▶ [TASK GOAL]: Select the lines that contain "title" and copy each of them.

## Begin RECORDED DATA

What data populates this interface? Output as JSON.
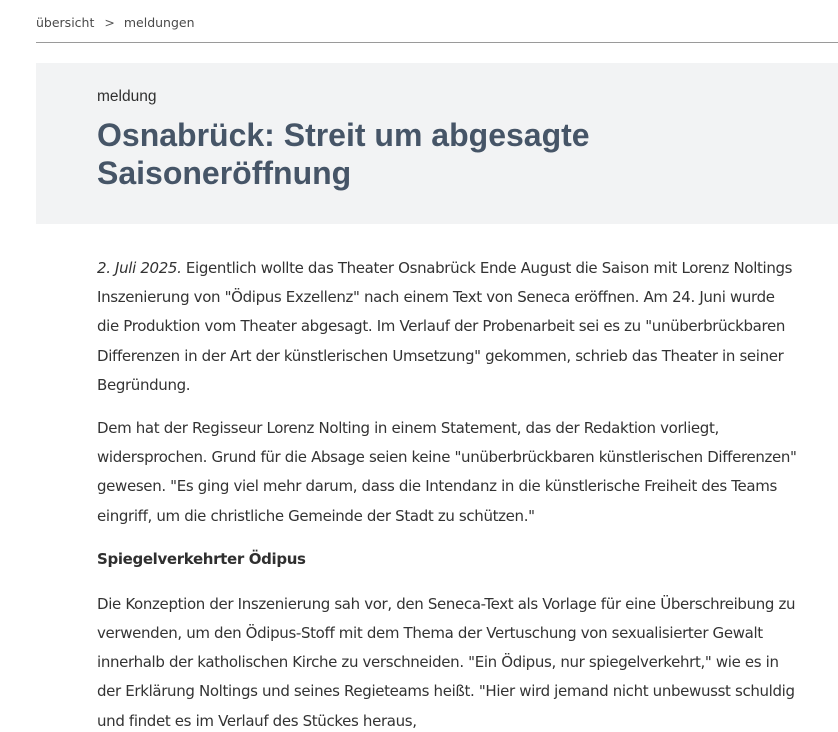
{
  "breadcrumb": {
    "items": [
      "übersicht",
      "meldungen"
    ],
    "separator": ">"
  },
  "hero": {
    "kicker": "meldung",
    "title": "Osnabrück: Streit um abgesagte Saisoneröffnung"
  },
  "article": {
    "date": "2. Juli 2025.",
    "paragraph1": " Eigentlich wollte das Theater Osnabrück Ende August die Saison mit Lorenz Noltings Inszenierung von \"Ödipus Exzellenz\" nach einem Text von Seneca eröffnen. Am 24. Juni wurde die Produktion vom Theater abgesagt. Im Verlauf der Probenarbeit sei es zu \"unüberbrückbaren Differenzen in der Art der künstlerischen Umsetzung\" gekommen, schrieb das Theater in seiner Begründung.",
    "paragraph2": "Dem hat der Regisseur Lorenz Nolting in einem Statement, das der Redaktion vorliegt, widersprochen. Grund für die Absage seien keine \"unüberbrückbaren künstlerischen Differenzen\" gewesen. \"Es ging viel mehr darum, dass die Intendanz in die künstlerische Freiheit des Teams eingriff, um die christliche Gemeinde der Stadt zu schützen.\"",
    "subheading": "Spiegelverkehrter Ödipus",
    "paragraph3": "Die Konzeption der Inszenierung sah vor, den Seneca-Text als Vorlage für eine Überschreibung zu verwenden, um den Ödipus-Stoff mit dem Thema der Vertuschung von sexualisierter Gewalt innerhalb der katholischen Kirche zu verschneiden. \"Ein Ödipus, nur spiegelverkehrt,\" wie es in der Erklärung Noltings und seines Regieteams heißt. \"Hier wird jemand nicht unbewusst schuldig und findet es im Verlauf des Stückes heraus,"
  },
  "colors": {
    "title": "#465567",
    "hero_background": "#f2f3f4",
    "text": "#333333",
    "divider": "#9a9a9a"
  }
}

## End RECORDED DATA

▶ [RESULT OF THIS TASK]:
    "title": "Osnabrück: Streit um abgesagte Saisoneröffnung"
    "title": "#465567",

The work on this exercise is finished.